-- SET PROBLEM --
Transcribe each record exactly. Include every one.

__________________________________________________

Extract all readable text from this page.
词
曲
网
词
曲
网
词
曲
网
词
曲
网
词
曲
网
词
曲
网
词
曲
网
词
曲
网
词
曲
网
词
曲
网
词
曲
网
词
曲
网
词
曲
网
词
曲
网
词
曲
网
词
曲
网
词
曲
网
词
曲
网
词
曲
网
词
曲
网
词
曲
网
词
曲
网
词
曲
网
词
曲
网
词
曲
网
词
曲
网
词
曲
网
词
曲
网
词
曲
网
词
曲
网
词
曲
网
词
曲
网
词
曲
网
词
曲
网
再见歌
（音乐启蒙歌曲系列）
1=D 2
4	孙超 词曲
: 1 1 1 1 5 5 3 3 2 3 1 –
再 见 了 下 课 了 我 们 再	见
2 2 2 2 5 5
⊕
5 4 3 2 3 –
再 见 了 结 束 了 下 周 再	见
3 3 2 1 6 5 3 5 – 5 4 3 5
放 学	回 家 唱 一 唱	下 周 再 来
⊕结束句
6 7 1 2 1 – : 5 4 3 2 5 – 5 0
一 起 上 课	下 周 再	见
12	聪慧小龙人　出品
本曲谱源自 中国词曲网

__________________________________________________

-- CORRECT RESULT --
Extract all readable text from this page.
词
曲
网
词
曲
网
词
曲
网
词
曲
网
词
曲
网
词
曲
网
词
曲
网
词
曲
网
词
曲
网
词
曲
网
词
曲
网
词
曲
网
词
曲
网
词
曲
网
词
曲
网
词
曲
网
词
曲
网
词
曲
网
词
曲
网
词
曲
网
词
曲
网
词
曲
网
词
曲
网
词
曲
网
词
曲
网
词
曲
网
词
曲
网
词
曲
网
词
曲
网
词
曲
网
词
曲
网
词
曲
网
词
曲
网
词
曲
网
再见歌
（音乐启蒙歌曲系列）
1=D 2
4	孙超 词曲
: 1 1 1 1 5 5 3 3 2 3 1 –
再 见 了 下 课 了 我 们 再	见
2 2 2 2 5 5
⊕
5 4 3 2 3 –
再 见 了 结 束 了 下 周 再	见
3 3 2 1 6 5 3 5 – 5 4 3 5
放 学	回 家 唱 一 唱	下 周 再 来
⊕结束句
6 7 1 2 1 – : 5 4 3 2 5 – 5 0
一 起 上 课	下 周 再	见
12	聪慧小龙人　出品
本曲谱源自 中国词曲网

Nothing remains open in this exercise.